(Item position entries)
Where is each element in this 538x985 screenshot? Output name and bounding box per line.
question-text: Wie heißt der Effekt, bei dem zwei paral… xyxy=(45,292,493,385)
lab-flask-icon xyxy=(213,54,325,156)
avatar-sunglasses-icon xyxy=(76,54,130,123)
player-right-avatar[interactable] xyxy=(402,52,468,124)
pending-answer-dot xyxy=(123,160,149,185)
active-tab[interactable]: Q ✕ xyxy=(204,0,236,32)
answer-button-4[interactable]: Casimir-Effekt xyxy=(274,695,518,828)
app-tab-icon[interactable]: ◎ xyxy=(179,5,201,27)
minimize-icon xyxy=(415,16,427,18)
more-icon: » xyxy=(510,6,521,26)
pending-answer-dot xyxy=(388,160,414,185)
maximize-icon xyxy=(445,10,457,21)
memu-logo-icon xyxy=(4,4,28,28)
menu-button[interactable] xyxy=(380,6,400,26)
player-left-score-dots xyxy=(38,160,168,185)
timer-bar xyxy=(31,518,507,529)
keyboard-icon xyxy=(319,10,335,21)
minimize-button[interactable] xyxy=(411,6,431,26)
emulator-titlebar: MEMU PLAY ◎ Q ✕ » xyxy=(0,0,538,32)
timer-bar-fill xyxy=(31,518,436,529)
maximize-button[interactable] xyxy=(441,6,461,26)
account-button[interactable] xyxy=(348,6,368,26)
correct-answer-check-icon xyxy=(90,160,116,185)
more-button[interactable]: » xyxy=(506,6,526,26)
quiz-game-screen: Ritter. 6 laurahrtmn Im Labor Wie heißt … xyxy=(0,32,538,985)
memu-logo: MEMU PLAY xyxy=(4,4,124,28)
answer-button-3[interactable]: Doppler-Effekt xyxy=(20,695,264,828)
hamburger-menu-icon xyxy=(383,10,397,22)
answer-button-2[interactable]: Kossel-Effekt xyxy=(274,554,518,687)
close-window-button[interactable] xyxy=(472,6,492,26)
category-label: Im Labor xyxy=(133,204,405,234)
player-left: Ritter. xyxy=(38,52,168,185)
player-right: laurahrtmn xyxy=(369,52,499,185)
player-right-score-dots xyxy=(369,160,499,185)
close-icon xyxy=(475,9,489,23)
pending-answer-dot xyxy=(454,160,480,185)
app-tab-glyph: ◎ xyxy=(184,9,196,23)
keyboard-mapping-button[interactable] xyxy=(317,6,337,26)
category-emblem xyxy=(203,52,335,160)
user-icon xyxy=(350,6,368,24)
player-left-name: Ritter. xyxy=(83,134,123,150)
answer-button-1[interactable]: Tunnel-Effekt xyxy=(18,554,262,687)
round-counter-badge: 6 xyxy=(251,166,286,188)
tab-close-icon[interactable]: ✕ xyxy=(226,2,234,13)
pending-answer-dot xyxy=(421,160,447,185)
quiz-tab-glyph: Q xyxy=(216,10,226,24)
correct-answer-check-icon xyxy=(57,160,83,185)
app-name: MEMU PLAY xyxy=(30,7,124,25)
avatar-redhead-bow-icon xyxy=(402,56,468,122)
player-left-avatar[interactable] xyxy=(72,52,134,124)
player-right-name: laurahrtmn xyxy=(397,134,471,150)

> [TASK GOAL]: Pick out and copy each line of the entries above that contains the string "minimize". Treat uppercase and lowercase as different.

> [FINAL ANSWER]:
minimize-icon xyxy=(415,16,427,18)
minimize-button[interactable] xyxy=(411,6,431,26)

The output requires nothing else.